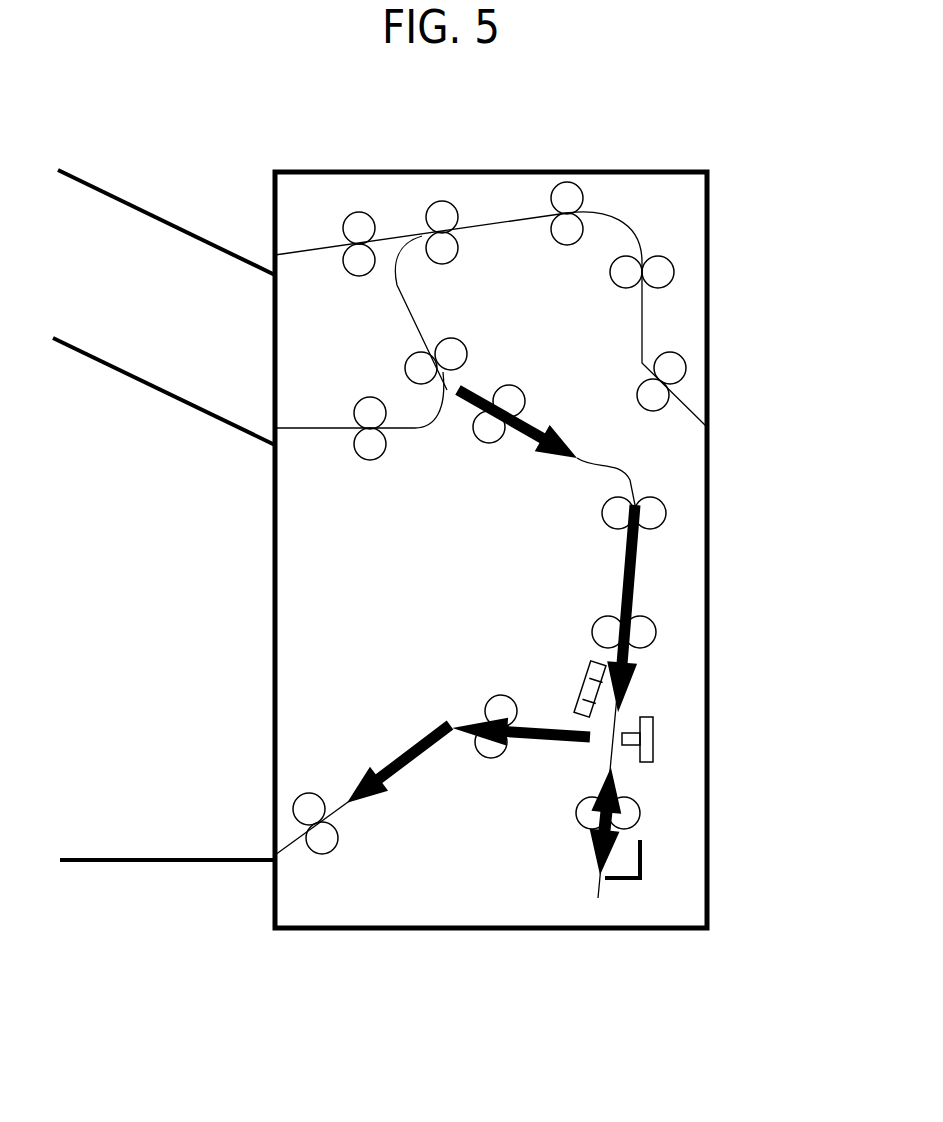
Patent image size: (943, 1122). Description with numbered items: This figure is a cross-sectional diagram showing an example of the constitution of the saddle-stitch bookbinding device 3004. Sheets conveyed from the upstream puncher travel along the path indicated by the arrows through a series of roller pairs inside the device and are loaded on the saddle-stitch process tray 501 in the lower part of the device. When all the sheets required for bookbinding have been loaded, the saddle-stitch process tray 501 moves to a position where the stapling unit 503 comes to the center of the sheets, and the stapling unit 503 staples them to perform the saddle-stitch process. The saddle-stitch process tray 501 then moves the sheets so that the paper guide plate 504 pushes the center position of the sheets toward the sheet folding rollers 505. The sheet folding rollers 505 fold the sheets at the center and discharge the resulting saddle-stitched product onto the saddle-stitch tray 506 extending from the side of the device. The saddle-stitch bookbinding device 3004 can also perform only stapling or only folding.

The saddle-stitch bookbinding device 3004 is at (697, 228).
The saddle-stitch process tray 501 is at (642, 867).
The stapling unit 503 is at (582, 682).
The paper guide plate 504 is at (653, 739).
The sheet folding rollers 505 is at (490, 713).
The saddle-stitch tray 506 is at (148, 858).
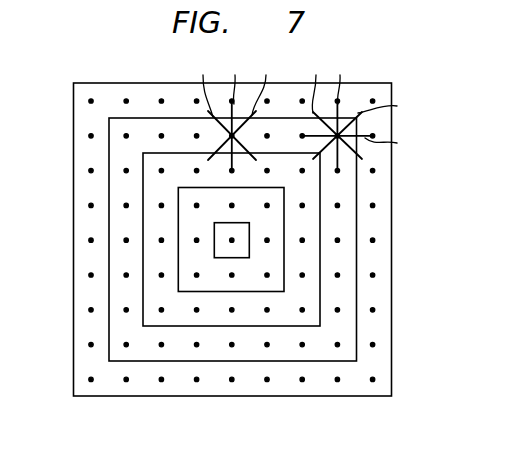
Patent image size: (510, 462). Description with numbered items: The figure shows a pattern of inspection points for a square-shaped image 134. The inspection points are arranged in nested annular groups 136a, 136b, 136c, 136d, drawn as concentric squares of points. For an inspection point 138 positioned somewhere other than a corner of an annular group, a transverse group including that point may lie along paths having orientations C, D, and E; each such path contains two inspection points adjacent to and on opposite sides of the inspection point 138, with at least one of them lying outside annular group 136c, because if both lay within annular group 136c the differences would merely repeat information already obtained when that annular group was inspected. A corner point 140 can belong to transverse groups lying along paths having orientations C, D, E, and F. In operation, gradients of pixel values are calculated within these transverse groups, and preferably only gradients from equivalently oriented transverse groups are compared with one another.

> **Required task**
Format all lines of the records above as a numbered list, omitting blank lines and leaving the pictures out.

> **Exercise output**
1. Patent image size: (943, 1122). Description with numbered items: This figure is a cross-sectional diagram showing an example of the constitution of the saddle-stitch bookbinding device 3004. Sheets conveyed from the upstream puncher travel along the path indicated by the arrows through a series of roller pairs inside the device and are loaded on the saddle-stitch process tray 501 in the lower part of the device. When all the sheets required for bookbinding have been loaded, the saddle-stitch process tray 501 moves to a position where the stapling unit 503 comes to the center of the sheets, and the stapling unit 503 staples them to perform the saddle-stitch process. The saddle-stitch process tray 501 then moves the sheets so that the paper guide plate 504 pushes the center position of the sheets toward the sheet folding rollers 505. The sheet folding rollers 505 fold the sheets at the center and discharge the resulting saddle-stitched product onto the saddle-stitch tray 506 extending from the side of the device. The saddle-stitch bookbinding device 3004 can also perform only stapling or only folding.
2. The saddle-stitch bookbinding device 3004 is at (697, 228).
3. The saddle-stitch process tray 501 is at (642, 867).
4. The stapling unit 503 is at (582, 682).
5. The paper guide plate 504 is at (653, 739).
6. The sheet folding rollers 505 is at (490, 713).
7. The saddle-stitch tray 506 is at (148, 858).
8. Patent image size: (510, 462). Description with numbered items: The figure shows a pattern of inspection points for a square-shaped image 134. The inspection points are arranged in nested annular groups 136a, 136b, 136c, 136d, drawn as concentric squares of points. For an inspection point 138 positioned somewhere other than a corner of an annular group, a transverse group including that point may lie along paths having orientations C, D, and E; each such path contains two inspection points adjacent to and on opposite sides of the inspection point 138, with at least one of them lying outside annular group 136c, because if both lay within annular group 136c the differences would merely repeat information already obtained when that annular group was inspected. A corner point 140 can belong to transverse groups lying along paths having orientations C, D, E, and F. In operation, gradients of pixel values are calculated within these transverse groups, and preferably only gradients from equivalently oriented transverse groups are compared with one another.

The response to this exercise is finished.